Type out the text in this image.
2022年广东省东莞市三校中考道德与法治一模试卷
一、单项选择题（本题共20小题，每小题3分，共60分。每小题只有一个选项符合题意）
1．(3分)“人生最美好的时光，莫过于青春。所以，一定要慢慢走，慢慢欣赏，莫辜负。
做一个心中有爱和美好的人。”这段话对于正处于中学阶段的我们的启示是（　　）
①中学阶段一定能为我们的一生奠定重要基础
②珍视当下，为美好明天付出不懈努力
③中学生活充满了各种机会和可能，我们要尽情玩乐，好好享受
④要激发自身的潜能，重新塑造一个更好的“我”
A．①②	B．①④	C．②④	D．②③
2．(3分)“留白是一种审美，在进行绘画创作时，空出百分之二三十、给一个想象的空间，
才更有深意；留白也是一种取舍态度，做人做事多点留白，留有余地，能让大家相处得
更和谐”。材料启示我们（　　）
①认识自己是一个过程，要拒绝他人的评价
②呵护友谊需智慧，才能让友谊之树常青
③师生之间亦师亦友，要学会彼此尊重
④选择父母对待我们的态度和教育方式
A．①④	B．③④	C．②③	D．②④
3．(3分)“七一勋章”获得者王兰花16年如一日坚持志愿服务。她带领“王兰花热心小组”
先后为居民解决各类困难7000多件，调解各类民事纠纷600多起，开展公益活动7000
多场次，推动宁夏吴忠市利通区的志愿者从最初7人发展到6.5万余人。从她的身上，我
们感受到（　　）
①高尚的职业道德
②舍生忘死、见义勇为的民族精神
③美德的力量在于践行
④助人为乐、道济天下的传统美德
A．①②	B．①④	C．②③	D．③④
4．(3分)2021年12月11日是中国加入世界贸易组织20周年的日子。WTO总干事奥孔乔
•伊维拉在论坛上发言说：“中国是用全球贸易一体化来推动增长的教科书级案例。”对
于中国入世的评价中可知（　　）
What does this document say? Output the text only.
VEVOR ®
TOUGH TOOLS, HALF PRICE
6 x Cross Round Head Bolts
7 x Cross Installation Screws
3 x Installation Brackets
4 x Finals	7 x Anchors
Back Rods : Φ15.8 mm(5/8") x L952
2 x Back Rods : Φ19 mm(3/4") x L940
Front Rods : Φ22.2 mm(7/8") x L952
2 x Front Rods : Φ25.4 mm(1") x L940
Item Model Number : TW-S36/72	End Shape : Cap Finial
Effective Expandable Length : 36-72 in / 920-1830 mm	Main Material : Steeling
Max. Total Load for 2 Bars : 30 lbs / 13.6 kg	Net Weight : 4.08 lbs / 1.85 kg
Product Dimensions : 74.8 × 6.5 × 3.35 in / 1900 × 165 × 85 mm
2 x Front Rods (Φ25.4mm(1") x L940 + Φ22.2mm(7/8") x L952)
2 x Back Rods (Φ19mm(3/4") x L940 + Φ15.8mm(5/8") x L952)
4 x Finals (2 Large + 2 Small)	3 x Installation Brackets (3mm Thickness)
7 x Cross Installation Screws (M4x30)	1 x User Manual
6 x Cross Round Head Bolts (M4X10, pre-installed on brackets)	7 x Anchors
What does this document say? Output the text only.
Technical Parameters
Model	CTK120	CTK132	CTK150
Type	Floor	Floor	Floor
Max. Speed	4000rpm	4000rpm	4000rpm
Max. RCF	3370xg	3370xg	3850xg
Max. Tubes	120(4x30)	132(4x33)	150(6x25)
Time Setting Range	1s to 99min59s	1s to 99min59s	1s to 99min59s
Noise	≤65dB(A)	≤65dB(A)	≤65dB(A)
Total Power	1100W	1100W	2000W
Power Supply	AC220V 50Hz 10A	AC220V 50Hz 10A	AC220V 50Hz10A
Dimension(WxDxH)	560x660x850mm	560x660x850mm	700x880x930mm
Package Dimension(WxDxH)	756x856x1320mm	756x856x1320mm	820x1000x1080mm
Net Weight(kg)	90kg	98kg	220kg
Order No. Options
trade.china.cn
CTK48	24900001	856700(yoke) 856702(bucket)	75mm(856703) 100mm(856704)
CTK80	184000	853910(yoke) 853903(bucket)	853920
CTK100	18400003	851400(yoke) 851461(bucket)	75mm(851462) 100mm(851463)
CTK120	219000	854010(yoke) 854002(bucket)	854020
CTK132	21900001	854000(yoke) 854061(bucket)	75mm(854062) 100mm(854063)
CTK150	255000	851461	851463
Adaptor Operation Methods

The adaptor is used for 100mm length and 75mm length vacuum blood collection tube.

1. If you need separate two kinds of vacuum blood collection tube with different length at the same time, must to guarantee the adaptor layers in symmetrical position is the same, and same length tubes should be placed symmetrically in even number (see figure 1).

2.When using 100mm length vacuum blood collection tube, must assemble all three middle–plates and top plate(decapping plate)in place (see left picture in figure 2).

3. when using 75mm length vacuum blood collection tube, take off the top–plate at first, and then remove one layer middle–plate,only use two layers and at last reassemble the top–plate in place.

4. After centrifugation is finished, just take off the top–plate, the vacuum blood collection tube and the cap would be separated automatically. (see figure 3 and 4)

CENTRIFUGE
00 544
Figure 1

* * *

TASK OBJECTIVE
Reproduce the entire listing word for word.

FULL ANSWER
Type out the text in this image.
2022年广东省东莞市三校中考道德与法治一模试卷
一、单项选择题（本题共20小题，每小题3分，共60分。每小题只有一个选项符合题意）
1．(3分)“人生最美好的时光，莫过于青春。所以，一定要慢慢走，慢慢欣赏，莫辜负。
做一个心中有爱和美好的人。”这段话对于正处于中学阶段的我们的启示是（　　）
①中学阶段一定能为我们的一生奠定重要基础
②珍视当下，为美好明天付出不懈努力
③中学生活充满了各种机会和可能，我们要尽情玩乐，好好享受
④要激发自身的潜能，重新塑造一个更好的“我”
A．①②	B．①④	C．②④	D．②③
2．(3分)“留白是一种审美，在进行绘画创作时，空出百分之二三十、给一个想象的空间，
才更有深意；留白也是一种取舍态度，做人做事多点留白，留有余地，能让大家相处得
更和谐”。材料启示我们（　　）
①认识自己是一个过程，要拒绝他人的评价
②呵护友谊需智慧，才能让友谊之树常青
③师生之间亦师亦友，要学会彼此尊重
④选择父母对待我们的态度和教育方式
A．①④	B．③④	C．②③	D．②④
3．(3分)“七一勋章”获得者王兰花16年如一日坚持志愿服务。她带领“王兰花热心小组”
先后为居民解决各类困难7000多件，调解各类民事纠纷600多起，开展公益活动7000
多场次，推动宁夏吴忠市利通区的志愿者从最初7人发展到6.5万余人。从她的身上，我
们感受到（　　）
①高尚的职业道德
②舍生忘死、见义勇为的民族精神
③美德的力量在于践行
④助人为乐、道济天下的传统美德
A．①②	B．①④	C．②③	D．③④
4．(3分)2021年12月11日是中国加入世界贸易组织20周年的日子。WTO总干事奥孔乔
•伊维拉在论坛上发言说：“中国是用全球贸易一体化来推动增长的教科书级案例。”对
于中国入世的评价中可知（　　）
What does this document say? Output the text only.
VEVOR ®
TOUGH TOOLS, HALF PRICE
6 x Cross Round Head Bolts
7 x Cross Installation Screws
3 x Installation Brackets
4 x Finals	7 x Anchors
Back Rods : Φ15.8 mm(5/8") x L952
2 x Back Rods : Φ19 mm(3/4") x L940
Front Rods : Φ22.2 mm(7/8") x L952
2 x Front Rods : Φ25.4 mm(1") x L940
Item Model Number : TW-S36/72	End Shape : Cap Finial
Effective Expandable Length : 36-72 in / 920-1830 mm	Main Material : Steeling
Max. Total Load for 2 Bars : 30 lbs / 13.6 kg	Net Weight : 4.08 lbs / 1.85 kg
Product Dimensions : 74.8 × 6.5 × 3.35 in / 1900 × 165 × 85 mm
2 x Front Rods (Φ25.4mm(1") x L940 + Φ22.2mm(7/8") x L952)
2 x Back Rods (Φ19mm(3/4") x L940 + Φ15.8mm(5/8") x L952)
4 x Finals (2 Large + 2 Small)	3 x Installation Brackets (3mm Thickness)
7 x Cross Installation Screws (M4x30)	1 x User Manual
6 x Cross Round Head Bolts (M4X10, pre-installed on brackets)	7 x Anchors
What does this document say? Output the text only.
Technical Parameters
Model	CTK120	CTK132	CTK150
Type	Floor	Floor	Floor
Max. Speed	4000rpm	4000rpm	4000rpm
Max. RCF	3370xg	3370xg	3850xg
Max. Tubes	120(4x30)	132(4x33)	150(6x25)
Time Setting Range	1s to 99min59s	1s to 99min59s	1s to 99min59s
Noise	≤65dB(A)	≤65dB(A)	≤65dB(A)
Total Power	1100W	1100W	2000W
Power Supply	AC220V 50Hz 10A	AC220V 50Hz 10A	AC220V 50Hz10A
Dimension(WxDxH)	560x660x850mm	560x660x850mm	700x880x930mm
Package Dimension(WxDxH)	756x856x1320mm	756x856x1320mm	820x1000x1080mm
Net Weight(kg)	90kg	98kg	220kg
Order No. Options
trade.china.cn
CTK48	24900001	856700(yoke) 856702(bucket)	75mm(856703) 100mm(856704)
CTK80	184000	853910(yoke) 853903(bucket)	853920
CTK100	18400003	851400(yoke) 851461(bucket)	75mm(851462) 100mm(851463)
CTK120	219000	854010(yoke) 854002(bucket)	854020
CTK132	21900001	854000(yoke) 854061(bucket)	75mm(854062) 100mm(854063)
CTK150	255000	851461	851463
Adaptor Operation Methods

The adaptor is used for 100mm length and 75mm length vacuum blood collection tube.

1. If you need separate two kinds of vacuum blood collection tube with different length at the same time, must to guarantee the adaptor layers in symmetrical position is the same, and same length tubes should be placed symmetrically in even number (see figure 1).

2.When using 100mm length vacuum blood collection tube, must assemble all three middle–plates and top plate(decapping plate)in place (see left picture in figure 2).

3. when using 75mm length vacuum blood collection tube, take off the top–plate at first, and then remove one layer middle–plate,only use two layers and at last reassemble the top–plate in place.

4. After centrifugation is finished, just take off the top–plate, the vacuum blood collection tube and the cap would be separated automatically. (see figure 3 and 4)

CENTRIFUGE
00 544
Figure 1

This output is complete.